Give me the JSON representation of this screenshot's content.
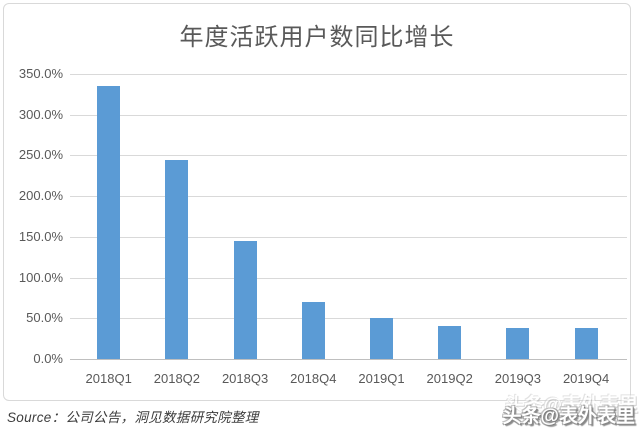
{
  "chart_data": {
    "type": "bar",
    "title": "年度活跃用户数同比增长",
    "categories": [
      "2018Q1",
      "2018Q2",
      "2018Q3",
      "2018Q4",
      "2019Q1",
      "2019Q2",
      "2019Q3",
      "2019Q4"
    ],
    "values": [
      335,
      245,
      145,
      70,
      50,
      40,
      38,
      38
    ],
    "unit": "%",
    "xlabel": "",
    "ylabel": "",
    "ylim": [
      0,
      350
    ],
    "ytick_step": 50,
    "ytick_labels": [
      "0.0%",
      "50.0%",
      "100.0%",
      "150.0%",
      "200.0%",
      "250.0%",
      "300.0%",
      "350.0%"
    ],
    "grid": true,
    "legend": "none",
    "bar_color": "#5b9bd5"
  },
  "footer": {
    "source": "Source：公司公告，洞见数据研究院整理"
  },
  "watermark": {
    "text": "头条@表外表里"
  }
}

---

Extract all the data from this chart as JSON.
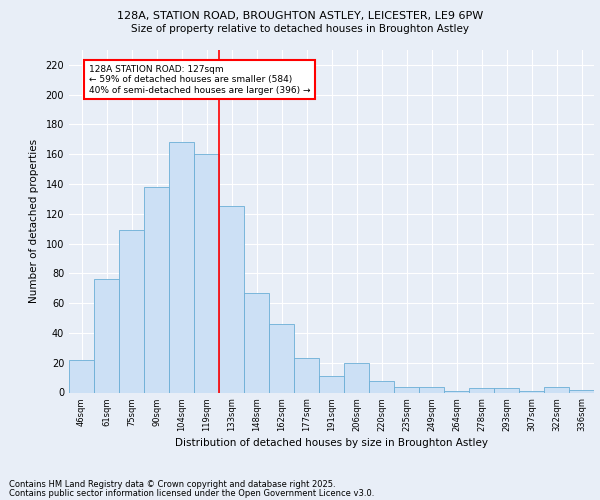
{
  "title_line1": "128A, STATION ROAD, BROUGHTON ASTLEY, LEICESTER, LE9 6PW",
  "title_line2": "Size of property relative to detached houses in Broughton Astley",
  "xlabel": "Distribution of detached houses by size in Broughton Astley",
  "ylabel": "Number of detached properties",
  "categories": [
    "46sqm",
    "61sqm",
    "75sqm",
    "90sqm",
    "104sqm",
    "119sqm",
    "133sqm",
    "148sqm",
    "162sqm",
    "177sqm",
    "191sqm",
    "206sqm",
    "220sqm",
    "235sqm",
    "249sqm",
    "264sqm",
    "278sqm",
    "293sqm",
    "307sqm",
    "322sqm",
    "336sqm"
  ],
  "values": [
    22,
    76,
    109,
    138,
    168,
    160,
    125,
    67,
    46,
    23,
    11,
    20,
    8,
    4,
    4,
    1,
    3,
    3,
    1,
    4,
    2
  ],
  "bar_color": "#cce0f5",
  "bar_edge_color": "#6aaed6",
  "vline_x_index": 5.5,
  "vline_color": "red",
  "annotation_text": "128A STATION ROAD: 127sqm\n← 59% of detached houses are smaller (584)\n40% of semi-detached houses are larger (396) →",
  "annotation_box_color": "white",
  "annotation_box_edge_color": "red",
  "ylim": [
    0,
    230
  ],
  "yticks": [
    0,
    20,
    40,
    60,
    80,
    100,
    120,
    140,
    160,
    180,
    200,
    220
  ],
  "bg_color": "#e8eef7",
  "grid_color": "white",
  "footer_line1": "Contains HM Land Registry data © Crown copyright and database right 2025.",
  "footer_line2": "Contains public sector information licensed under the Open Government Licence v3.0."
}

Given instruction =>
Pull out every line holding "JSON" from the records above, and copy it.

Reply to the exercise =>
Give me the JSON representation of this screenshot's content.
Extract all the data from this chart as JSON.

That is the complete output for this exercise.